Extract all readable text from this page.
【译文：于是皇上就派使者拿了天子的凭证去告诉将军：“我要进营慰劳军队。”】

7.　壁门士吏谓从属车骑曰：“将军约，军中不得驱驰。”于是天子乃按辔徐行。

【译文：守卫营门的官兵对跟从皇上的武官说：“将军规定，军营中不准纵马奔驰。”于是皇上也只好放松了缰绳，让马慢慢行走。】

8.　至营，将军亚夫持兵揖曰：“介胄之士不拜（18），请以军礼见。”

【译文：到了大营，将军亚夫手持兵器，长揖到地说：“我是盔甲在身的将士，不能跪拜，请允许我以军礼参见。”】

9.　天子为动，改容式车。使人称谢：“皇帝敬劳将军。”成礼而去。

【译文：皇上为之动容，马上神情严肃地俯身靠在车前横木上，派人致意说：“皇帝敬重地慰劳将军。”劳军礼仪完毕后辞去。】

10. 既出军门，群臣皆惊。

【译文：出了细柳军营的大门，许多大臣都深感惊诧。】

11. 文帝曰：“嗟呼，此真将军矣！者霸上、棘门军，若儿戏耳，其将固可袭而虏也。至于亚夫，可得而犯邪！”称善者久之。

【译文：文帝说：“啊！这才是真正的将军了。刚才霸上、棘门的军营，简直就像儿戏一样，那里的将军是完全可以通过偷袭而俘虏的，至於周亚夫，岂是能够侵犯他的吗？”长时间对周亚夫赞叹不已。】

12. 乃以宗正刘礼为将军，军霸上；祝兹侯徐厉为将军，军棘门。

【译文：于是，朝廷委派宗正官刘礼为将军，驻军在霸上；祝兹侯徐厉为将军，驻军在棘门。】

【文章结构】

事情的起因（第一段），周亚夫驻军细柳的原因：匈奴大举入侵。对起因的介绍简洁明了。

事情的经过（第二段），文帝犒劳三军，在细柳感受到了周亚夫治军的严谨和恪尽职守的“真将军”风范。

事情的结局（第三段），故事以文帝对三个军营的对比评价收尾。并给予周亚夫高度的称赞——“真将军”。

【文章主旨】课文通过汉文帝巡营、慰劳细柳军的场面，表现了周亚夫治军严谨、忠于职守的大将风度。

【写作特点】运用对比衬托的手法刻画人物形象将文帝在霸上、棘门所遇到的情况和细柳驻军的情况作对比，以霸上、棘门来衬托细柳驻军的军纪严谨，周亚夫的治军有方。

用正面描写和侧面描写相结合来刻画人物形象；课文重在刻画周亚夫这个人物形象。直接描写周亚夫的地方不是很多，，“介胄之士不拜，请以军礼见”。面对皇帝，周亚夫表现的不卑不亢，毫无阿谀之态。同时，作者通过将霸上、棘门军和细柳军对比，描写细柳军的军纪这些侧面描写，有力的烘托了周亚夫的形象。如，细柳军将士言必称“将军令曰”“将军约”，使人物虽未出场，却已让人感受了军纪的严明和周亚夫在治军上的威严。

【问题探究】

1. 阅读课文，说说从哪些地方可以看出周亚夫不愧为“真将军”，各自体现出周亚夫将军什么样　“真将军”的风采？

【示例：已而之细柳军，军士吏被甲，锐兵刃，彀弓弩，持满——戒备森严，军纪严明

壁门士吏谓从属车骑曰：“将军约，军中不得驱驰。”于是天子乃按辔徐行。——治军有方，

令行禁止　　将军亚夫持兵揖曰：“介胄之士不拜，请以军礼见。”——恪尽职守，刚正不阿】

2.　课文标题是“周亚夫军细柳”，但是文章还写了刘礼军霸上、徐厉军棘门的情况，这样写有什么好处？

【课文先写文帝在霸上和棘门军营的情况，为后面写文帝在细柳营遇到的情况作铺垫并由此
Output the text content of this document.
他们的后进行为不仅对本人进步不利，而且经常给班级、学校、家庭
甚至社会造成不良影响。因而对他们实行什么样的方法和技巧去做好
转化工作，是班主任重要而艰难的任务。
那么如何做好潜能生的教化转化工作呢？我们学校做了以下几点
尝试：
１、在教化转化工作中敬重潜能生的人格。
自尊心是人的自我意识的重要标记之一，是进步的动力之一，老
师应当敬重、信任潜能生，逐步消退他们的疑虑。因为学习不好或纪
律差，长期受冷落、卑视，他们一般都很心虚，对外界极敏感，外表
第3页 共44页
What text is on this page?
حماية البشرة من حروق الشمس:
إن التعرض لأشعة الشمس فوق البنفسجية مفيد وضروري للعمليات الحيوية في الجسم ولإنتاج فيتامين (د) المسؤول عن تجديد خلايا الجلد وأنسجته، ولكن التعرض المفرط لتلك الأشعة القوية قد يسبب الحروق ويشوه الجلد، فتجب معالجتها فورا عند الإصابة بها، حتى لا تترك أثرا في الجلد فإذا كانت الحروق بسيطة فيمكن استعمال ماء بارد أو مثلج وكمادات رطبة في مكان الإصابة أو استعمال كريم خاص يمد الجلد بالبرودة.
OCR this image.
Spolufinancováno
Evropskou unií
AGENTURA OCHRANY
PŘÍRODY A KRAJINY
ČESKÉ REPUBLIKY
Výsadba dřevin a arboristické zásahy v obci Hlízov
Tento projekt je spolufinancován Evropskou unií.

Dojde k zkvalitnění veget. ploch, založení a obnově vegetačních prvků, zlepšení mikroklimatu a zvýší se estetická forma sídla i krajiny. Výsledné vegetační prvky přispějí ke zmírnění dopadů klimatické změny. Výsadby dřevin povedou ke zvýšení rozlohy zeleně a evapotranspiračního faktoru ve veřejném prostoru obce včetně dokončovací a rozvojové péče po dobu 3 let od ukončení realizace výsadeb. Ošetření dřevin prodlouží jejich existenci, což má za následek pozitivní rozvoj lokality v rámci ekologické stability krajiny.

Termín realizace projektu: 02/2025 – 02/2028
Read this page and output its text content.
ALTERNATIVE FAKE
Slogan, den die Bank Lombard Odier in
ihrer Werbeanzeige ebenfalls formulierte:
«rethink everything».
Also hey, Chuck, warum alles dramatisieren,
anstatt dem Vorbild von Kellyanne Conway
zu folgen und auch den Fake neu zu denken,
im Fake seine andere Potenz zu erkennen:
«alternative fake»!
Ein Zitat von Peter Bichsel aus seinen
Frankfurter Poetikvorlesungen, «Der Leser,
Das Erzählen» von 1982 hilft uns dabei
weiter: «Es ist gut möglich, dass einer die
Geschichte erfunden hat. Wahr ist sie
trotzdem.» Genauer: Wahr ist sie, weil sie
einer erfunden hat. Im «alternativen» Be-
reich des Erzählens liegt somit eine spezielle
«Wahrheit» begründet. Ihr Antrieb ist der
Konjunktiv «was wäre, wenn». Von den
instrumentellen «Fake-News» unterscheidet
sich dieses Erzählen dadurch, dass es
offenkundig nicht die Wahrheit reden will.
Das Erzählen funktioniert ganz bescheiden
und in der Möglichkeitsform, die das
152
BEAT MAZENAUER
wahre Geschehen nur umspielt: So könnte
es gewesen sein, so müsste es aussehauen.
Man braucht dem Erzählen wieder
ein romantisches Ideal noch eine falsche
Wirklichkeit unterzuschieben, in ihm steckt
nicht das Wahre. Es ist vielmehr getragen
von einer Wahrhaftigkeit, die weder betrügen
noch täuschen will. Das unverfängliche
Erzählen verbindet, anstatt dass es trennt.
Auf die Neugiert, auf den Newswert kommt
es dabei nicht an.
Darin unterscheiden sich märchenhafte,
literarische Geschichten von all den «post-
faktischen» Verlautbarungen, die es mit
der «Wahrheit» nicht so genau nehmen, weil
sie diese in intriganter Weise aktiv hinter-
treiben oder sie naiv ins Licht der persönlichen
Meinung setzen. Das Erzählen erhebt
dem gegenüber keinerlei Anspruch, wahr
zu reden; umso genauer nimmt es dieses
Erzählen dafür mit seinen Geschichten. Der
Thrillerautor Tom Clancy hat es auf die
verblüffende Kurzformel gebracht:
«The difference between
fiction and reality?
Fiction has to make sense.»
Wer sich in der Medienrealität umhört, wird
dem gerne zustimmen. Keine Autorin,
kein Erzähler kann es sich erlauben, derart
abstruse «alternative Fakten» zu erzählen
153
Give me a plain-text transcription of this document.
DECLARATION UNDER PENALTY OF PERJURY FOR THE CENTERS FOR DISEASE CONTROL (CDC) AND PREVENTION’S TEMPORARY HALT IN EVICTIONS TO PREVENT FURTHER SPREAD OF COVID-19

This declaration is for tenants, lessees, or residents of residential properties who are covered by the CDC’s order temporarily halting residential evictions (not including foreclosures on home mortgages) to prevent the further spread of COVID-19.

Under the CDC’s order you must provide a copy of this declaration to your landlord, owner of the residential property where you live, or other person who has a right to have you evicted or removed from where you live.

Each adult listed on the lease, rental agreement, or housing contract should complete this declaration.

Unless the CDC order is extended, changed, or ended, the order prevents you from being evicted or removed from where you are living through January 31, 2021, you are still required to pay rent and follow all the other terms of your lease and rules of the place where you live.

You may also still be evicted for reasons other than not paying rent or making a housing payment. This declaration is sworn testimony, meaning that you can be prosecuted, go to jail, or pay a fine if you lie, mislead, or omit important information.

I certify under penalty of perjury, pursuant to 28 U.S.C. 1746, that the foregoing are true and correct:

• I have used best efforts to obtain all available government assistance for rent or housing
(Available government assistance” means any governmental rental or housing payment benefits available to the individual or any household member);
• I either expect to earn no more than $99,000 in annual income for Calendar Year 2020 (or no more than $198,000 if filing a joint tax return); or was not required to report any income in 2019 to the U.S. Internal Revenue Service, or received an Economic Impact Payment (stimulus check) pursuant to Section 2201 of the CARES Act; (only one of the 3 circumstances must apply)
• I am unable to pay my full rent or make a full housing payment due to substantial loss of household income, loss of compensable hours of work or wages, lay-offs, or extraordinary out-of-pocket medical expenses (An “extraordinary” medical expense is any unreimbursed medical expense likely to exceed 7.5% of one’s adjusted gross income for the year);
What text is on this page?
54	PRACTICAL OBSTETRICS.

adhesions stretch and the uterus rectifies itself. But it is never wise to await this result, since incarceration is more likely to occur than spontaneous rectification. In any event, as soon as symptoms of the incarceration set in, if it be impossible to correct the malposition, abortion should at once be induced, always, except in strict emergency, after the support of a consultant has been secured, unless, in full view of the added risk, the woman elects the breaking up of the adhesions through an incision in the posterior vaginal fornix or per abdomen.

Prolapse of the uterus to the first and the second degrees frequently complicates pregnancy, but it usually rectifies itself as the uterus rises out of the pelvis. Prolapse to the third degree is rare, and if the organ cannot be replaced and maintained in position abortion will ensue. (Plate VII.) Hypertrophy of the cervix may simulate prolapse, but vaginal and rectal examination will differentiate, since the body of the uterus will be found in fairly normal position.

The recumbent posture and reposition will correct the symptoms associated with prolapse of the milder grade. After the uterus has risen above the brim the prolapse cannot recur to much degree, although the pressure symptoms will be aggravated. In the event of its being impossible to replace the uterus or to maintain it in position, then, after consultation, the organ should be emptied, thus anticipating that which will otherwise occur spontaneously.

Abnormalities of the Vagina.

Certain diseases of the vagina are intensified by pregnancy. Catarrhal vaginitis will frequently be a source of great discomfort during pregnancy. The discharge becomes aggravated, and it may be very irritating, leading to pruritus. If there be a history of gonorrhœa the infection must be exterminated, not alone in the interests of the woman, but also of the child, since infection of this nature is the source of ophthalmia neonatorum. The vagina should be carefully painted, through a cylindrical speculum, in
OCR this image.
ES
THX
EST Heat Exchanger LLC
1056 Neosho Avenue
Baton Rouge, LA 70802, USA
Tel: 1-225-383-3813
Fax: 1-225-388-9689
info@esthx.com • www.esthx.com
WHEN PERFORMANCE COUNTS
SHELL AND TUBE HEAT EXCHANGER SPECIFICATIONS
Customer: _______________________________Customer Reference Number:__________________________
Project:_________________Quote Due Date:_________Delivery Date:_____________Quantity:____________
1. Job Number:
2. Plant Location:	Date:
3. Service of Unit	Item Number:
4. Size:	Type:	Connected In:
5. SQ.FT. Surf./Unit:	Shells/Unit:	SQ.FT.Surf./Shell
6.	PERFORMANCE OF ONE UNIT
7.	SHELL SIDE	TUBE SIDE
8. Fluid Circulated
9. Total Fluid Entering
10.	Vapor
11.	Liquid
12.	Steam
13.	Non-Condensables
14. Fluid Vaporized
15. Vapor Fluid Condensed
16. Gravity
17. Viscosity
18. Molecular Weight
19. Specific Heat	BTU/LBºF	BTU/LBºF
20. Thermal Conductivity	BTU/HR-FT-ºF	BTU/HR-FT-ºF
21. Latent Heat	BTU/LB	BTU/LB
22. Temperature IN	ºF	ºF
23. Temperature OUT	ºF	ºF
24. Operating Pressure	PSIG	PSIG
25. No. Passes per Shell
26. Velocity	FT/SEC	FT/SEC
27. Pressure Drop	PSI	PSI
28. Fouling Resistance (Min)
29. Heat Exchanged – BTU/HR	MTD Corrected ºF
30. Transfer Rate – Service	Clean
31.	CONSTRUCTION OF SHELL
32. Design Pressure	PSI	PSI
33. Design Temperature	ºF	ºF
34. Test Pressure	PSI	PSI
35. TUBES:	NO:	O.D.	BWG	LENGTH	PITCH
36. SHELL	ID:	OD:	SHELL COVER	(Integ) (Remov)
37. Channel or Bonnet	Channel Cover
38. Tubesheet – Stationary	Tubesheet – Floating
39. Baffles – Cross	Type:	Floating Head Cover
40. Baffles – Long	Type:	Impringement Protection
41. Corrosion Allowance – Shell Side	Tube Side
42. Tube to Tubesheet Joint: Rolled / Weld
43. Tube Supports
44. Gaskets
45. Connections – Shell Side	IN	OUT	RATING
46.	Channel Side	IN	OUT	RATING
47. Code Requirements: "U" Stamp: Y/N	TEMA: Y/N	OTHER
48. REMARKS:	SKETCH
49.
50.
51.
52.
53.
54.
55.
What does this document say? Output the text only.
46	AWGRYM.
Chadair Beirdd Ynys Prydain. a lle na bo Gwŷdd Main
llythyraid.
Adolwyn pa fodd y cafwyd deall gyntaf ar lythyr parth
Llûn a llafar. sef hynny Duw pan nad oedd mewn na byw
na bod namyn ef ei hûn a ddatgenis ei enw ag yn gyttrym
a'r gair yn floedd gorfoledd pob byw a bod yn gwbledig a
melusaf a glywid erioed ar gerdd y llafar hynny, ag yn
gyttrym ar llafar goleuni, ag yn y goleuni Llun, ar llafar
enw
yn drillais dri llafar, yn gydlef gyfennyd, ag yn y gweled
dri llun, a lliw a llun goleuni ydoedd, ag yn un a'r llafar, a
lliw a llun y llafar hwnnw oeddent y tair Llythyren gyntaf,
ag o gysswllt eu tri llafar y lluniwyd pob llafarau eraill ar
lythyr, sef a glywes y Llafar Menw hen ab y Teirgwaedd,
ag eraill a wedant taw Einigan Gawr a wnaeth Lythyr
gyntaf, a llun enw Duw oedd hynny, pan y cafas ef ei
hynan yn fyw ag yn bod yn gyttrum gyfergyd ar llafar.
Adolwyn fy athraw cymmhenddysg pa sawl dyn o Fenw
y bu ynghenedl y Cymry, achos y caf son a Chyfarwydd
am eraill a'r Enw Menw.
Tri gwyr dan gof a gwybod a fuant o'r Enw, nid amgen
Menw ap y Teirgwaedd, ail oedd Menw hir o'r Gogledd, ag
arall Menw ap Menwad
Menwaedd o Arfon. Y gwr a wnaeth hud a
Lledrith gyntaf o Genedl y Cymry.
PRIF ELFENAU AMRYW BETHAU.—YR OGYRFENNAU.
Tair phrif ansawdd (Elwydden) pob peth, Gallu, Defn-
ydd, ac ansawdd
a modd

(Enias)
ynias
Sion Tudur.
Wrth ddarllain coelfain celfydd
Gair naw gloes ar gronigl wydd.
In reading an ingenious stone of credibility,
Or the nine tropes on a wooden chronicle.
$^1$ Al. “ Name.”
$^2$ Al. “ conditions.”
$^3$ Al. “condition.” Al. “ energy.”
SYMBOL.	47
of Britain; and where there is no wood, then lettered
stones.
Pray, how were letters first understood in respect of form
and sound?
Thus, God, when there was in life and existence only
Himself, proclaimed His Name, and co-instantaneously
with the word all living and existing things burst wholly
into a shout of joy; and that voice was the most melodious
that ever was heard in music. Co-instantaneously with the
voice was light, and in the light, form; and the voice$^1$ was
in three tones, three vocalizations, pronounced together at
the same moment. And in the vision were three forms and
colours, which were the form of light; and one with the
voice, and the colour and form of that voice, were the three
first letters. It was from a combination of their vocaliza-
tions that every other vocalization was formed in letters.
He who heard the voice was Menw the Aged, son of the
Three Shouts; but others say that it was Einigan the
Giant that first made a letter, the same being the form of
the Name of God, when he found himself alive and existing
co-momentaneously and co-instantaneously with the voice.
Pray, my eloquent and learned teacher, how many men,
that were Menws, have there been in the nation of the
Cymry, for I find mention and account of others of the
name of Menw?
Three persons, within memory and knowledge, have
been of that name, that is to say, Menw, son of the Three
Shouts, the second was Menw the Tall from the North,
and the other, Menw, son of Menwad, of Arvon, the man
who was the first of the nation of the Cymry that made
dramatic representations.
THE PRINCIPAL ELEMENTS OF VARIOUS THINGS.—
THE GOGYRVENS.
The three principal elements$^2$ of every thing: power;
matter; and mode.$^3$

_ _ _ _ _ _ _

* **DIRECTION**: In the listing, how many lines hold "Adolwyn"? Answer with a bare number.

* **TASK RESPONSE**: 2